======== RECORD SET ========

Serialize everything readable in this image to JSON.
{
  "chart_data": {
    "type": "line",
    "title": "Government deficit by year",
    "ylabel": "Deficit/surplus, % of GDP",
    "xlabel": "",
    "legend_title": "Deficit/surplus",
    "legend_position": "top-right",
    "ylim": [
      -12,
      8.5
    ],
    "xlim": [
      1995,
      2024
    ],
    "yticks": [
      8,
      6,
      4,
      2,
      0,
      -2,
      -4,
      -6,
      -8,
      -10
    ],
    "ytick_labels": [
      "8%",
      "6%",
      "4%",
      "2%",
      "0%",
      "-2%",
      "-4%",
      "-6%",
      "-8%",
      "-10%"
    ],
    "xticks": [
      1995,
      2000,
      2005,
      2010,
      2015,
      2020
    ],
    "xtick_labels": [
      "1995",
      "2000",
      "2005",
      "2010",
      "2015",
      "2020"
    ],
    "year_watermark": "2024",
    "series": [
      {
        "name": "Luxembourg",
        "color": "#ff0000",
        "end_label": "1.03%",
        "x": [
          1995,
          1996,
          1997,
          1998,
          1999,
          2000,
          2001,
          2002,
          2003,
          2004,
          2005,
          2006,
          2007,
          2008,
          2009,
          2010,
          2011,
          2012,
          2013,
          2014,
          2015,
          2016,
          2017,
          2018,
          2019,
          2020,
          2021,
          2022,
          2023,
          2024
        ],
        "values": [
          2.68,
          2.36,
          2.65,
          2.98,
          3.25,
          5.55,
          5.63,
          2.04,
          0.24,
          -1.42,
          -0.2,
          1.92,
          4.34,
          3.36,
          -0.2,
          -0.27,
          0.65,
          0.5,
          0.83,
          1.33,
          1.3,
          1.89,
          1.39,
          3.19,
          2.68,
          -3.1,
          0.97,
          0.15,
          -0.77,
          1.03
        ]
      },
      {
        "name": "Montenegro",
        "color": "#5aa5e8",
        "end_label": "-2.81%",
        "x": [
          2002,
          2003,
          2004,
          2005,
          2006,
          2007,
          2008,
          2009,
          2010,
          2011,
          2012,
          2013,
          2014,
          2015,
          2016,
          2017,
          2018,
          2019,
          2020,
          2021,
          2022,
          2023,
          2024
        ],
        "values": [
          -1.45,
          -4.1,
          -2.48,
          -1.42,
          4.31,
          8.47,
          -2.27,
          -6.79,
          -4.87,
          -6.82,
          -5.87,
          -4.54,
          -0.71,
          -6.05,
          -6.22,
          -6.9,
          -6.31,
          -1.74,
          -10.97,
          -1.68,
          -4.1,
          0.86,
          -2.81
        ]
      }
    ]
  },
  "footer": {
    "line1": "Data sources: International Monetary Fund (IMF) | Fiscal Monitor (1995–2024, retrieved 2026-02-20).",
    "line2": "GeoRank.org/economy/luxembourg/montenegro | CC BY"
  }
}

========

INSTRUCTIONS FOR THE TASK: Reproduce every record, matching each line exactly.

EXERCISE RESULT:
Serialize everything readable in this image to JSON.
{
  "chart_data": {
    "type": "line",
    "title": "Government deficit by year",
    "ylabel": "Deficit/surplus, % of GDP",
    "xlabel": "",
    "legend_title": "Deficit/surplus",
    "legend_position": "top-right",
    "ylim": [
      -12,
      8.5
    ],
    "xlim": [
      1995,
      2024
    ],
    "yticks": [
      8,
      6,
      4,
      2,
      0,
      -2,
      -4,
      -6,
      -8,
      -10
    ],
    "ytick_labels": [
      "8%",
      "6%",
      "4%",
      "2%",
      "0%",
      "-2%",
      "-4%",
      "-6%",
      "-8%",
      "-10%"
    ],
    "xticks": [
      1995,
      2000,
      2005,
      2010,
      2015,
      2020
    ],
    "xtick_labels": [
      "1995",
      "2000",
      "2005",
      "2010",
      "2015",
      "2020"
    ],
    "year_watermark": "2024",
    "series": [
      {
        "name": "Luxembourg",
        "color": "#ff0000",
        "end_label": "1.03%",
        "x": [
          1995,
          1996,
          1997,
          1998,
          1999,
          2000,
          2001,
          2002,
          2003,
          2004,
          2005,
          2006,
          2007,
          2008,
          2009,
          2010,
          2011,
          2012,
          2013,
          2014,
          2015,
          2016,
          2017,
          2018,
          2019,
          2020,
          2021,
          2022,
          2023,
          2024
        ],
        "values": [
          2.68,
          2.36,
          2.65,
          2.98,
          3.25,
          5.55,
          5.63,
          2.04,
          0.24,
          -1.42,
          -0.2,
          1.92,
          4.34,
          3.36,
          -0.2,
          -0.27,
          0.65,
          0.5,
          0.83,
          1.33,
          1.3,
          1.89,
          1.39,
          3.19,
          2.68,
          -3.1,
          0.97,
          0.15,
          -0.77,
          1.03
        ]
      },
      {
        "name": "Montenegro",
        "color": "#5aa5e8",
        "end_label": "-2.81%",
        "x": [
          2002,
          2003,
          2004,
          2005,
          2006,
          2007,
          2008,
          2009,
          2010,
          2011,
          2012,
          2013,
          2014,
          2015,
          2016,
          2017,
          2018,
          2019,
          2020,
          2021,
          2022,
          2023,
          2024
        ],
        "values": [
          -1.45,
          -4.1,
          -2.48,
          -1.42,
          4.31,
          8.47,
          -2.27,
          -6.79,
          -4.87,
          -6.82,
          -5.87,
          -4.54,
          -0.71,
          -6.05,
          -6.22,
          -6.9,
          -6.31,
          -1.74,
          -10.97,
          -1.68,
          -4.1,
          0.86,
          -2.81
        ]
      }
    ]
  },
  "footer": {
    "line1": "Data sources: International Monetary Fund (IMF) | Fiscal Monitor (1995–2024, retrieved 2026-02-20).",
    "line2": "GeoRank.org/economy/luxembourg/montenegro | CC BY"
  }
}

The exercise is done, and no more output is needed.